* Task requirements
Return every row below word for word, leaving the pictures out of your answer.

___ Raw data

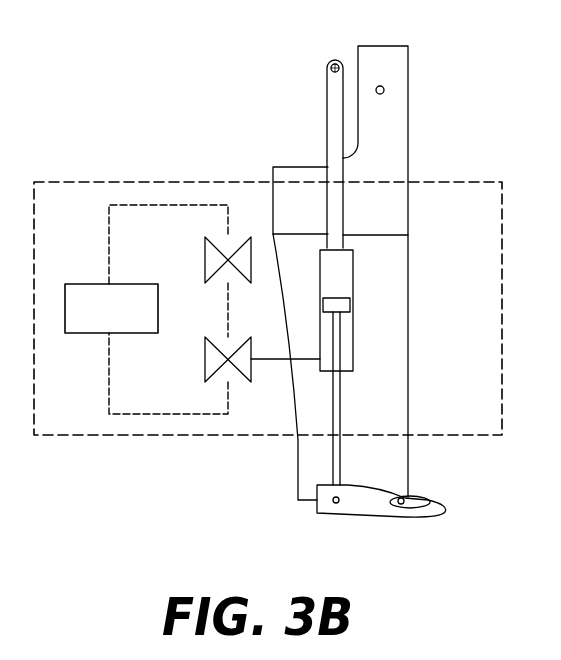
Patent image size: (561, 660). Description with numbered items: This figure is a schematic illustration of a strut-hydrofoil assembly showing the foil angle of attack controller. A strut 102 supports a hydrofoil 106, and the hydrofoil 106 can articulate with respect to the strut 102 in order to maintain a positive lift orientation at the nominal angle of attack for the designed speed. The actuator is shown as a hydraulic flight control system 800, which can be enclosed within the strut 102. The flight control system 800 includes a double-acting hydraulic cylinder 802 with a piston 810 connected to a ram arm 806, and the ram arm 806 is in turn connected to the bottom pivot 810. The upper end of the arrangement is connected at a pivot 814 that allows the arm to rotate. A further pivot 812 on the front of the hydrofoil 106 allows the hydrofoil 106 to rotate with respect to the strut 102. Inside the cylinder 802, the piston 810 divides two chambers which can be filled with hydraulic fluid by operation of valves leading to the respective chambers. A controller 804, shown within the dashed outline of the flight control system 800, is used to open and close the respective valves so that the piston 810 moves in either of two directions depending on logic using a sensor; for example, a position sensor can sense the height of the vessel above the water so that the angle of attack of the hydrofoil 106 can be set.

The hydraulic flight control system 800 is at (87, 182).
The controller 804 is at (87, 284).
The strut 102 is at (408, 462).
The ram arm 806 is at (341, 408).
The pivot 814 is at (331, 67).
The double-acting hydraulic cylinder 802 is at (355, 327).
The piston 810 is at (343, 303).
The hydrofoil 106 is at (367, 510).
The pivot 812 is at (405, 507).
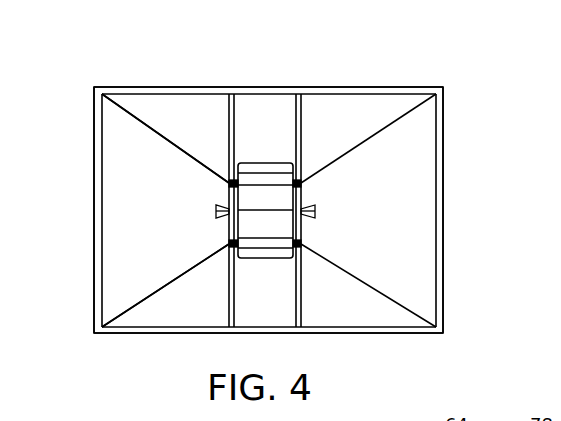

______

* Complete output
Patent image size: (561, 660). Description with numbered items: This figure is a schematic illustration of a strut-hydrofoil assembly showing the foil angle of attack controller. A strut 102 supports a hydrofoil 106, and the hydrofoil 106 can articulate with respect to the strut 102 in order to maintain a positive lift orientation at the nominal angle of attack for the designed speed. The actuator is shown as a hydraulic flight control system 800, which can be enclosed within the strut 102. The flight control system 800 includes a double-acting hydraulic cylinder 802 with a piston 810 connected to a ram arm 806, and the ram arm 806 is in turn connected to the bottom pivot 810. The upper end of the arrangement is connected at a pivot 814 that allows the arm to rotate. A further pivot 812 on the front of the hydrofoil 106 allows the hydrofoil 106 to rotate with respect to the strut 102. Inside the cylinder 802, the piston 810 divides two chambers which can be filled with hydraulic fluid by operation of valves leading to the respective chambers. A controller 804, shown within the dashed outline of the flight control system 800, is used to open and close the respective valves so that the piston 810 moves in either of two directions depending on logic using a sensor; for example, a position sensor can sense the height of the vessel above the water so that the angle of attack of the hydrofoil 106 can be set.

The hydraulic flight control system 800 is at (87, 182).
The controller 804 is at (87, 284).
The strut 102 is at (408, 462).
The ram arm 806 is at (341, 408).
The pivot 814 is at (331, 67).
The double-acting hydraulic cylinder 802 is at (355, 327).
The piston 810 is at (343, 303).
The hydrofoil 106 is at (367, 510).
The pivot 812 is at (405, 507).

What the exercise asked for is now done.